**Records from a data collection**
○ ○ ○ ○ ○
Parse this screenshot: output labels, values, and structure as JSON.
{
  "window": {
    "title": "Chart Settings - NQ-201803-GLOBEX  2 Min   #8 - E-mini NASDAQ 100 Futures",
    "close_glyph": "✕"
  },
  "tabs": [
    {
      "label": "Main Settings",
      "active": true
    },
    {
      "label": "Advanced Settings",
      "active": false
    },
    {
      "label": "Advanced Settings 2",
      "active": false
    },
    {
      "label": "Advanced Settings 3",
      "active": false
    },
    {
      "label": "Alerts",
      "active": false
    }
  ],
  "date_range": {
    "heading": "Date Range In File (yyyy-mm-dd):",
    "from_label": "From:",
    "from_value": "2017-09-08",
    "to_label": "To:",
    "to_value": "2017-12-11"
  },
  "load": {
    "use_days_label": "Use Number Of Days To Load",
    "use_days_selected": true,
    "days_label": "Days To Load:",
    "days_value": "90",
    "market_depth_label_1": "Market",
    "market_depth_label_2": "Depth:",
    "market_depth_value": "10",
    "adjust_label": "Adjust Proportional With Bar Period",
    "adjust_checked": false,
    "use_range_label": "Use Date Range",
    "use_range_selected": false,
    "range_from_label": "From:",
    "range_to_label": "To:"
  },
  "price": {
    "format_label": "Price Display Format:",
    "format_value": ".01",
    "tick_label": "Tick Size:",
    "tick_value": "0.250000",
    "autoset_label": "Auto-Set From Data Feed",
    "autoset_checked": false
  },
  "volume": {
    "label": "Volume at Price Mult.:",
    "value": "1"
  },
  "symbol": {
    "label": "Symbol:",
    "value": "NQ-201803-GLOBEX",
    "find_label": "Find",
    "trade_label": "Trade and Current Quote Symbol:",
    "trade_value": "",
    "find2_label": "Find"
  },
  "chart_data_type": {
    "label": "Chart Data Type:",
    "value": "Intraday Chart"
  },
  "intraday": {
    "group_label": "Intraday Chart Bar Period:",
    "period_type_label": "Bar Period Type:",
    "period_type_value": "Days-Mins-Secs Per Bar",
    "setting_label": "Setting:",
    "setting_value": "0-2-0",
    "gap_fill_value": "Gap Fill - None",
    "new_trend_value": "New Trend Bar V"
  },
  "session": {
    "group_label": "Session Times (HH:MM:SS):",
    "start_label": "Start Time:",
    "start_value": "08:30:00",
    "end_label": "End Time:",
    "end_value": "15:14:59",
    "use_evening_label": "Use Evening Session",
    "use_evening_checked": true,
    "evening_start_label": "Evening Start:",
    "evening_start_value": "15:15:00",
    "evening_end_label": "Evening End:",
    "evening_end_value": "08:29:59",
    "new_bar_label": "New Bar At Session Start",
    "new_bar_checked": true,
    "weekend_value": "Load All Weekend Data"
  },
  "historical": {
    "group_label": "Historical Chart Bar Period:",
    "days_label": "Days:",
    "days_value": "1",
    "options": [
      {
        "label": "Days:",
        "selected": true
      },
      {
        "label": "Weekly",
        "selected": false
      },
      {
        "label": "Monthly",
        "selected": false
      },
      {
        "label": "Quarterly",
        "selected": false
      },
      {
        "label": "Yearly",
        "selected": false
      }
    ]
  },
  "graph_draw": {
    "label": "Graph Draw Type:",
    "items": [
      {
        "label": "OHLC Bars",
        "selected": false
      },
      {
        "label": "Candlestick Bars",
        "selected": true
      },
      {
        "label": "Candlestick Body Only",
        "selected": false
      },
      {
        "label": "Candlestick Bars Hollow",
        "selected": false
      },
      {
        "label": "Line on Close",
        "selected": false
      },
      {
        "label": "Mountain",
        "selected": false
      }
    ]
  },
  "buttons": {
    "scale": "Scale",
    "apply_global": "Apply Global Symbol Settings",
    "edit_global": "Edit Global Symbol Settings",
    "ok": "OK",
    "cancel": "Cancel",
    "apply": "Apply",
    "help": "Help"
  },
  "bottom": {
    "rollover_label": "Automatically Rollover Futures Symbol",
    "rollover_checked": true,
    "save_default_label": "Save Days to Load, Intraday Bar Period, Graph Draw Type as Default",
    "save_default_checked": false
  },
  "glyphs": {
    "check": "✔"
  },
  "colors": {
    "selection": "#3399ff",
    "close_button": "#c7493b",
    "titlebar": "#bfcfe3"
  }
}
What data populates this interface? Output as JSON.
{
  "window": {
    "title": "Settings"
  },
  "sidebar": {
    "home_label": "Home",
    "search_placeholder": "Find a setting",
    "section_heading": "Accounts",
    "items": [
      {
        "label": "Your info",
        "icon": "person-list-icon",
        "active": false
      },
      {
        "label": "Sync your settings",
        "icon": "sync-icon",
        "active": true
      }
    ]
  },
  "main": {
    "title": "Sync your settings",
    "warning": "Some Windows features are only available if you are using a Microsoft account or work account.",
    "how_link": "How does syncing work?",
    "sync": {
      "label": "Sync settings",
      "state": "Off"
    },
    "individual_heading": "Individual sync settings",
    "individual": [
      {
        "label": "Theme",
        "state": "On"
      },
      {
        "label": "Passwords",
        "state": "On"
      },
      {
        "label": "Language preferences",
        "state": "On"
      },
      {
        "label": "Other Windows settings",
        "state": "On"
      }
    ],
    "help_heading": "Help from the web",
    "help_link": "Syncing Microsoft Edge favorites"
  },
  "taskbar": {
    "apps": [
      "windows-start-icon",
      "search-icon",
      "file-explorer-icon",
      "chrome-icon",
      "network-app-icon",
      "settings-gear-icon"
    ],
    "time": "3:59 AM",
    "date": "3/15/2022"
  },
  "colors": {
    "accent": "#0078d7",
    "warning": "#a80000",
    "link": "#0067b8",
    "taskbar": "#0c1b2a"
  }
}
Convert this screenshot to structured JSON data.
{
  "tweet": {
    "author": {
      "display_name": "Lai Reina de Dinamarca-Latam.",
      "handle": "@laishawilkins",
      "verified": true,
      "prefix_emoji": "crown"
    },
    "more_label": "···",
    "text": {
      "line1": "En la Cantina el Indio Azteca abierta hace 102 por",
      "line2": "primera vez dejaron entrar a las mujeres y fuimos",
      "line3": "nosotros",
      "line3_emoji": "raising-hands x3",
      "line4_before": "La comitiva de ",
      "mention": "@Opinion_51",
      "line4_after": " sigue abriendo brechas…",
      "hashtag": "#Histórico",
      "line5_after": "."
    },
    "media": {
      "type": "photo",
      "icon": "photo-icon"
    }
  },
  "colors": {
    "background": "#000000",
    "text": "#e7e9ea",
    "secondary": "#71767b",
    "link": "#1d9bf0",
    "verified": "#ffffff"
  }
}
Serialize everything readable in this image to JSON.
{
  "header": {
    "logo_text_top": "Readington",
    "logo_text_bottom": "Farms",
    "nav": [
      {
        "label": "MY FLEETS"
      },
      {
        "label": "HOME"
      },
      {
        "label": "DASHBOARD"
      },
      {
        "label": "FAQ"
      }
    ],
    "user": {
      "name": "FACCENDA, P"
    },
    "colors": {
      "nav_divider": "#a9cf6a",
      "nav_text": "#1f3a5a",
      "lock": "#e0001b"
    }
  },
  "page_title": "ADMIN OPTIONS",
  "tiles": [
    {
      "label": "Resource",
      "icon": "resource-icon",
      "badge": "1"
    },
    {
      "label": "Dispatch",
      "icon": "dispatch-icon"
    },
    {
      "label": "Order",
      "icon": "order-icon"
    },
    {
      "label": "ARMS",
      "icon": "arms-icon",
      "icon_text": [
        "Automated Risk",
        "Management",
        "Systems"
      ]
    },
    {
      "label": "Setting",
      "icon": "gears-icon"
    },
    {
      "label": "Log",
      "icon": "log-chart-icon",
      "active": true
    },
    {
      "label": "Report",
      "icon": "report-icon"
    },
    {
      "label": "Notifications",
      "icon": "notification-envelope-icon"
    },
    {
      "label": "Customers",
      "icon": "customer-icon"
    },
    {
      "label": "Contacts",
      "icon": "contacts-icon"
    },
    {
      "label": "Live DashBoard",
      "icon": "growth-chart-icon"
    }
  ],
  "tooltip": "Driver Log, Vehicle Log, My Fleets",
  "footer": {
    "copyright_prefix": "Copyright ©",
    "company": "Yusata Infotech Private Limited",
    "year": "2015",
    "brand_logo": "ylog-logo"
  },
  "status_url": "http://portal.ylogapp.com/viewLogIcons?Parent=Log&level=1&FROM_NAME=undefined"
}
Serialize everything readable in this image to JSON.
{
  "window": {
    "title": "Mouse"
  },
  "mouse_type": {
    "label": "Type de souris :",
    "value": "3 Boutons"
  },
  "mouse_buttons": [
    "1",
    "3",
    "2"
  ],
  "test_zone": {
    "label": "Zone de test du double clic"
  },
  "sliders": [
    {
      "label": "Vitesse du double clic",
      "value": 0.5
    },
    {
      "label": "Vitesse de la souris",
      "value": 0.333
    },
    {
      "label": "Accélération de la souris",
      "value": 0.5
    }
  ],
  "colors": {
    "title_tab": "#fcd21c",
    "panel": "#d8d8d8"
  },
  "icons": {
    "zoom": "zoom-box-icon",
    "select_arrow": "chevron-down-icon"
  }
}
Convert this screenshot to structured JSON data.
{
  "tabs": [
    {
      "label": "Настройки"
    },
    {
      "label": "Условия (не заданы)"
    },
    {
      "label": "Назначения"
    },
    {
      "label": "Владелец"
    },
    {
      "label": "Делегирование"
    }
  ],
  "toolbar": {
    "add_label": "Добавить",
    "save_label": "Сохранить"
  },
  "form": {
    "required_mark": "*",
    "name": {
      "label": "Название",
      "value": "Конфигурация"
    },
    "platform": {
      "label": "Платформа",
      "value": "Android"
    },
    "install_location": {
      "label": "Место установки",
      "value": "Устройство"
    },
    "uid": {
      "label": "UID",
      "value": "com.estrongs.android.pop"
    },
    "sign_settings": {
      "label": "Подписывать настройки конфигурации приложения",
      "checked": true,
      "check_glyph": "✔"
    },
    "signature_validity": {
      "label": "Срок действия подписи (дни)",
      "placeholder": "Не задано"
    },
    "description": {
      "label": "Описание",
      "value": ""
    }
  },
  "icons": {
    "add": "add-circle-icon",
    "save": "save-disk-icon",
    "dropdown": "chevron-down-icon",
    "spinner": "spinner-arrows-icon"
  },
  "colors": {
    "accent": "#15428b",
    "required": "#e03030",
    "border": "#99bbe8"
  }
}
○ ○ ○ ○ ○
**Goal of the exercise**
Copy out each line of the records where the string "Bars" appears.

**Exercise result**
        "label": "OHLC Bars",
        "label": "Candlestick Bars",
        "label": "Candlestick Bars Hollow",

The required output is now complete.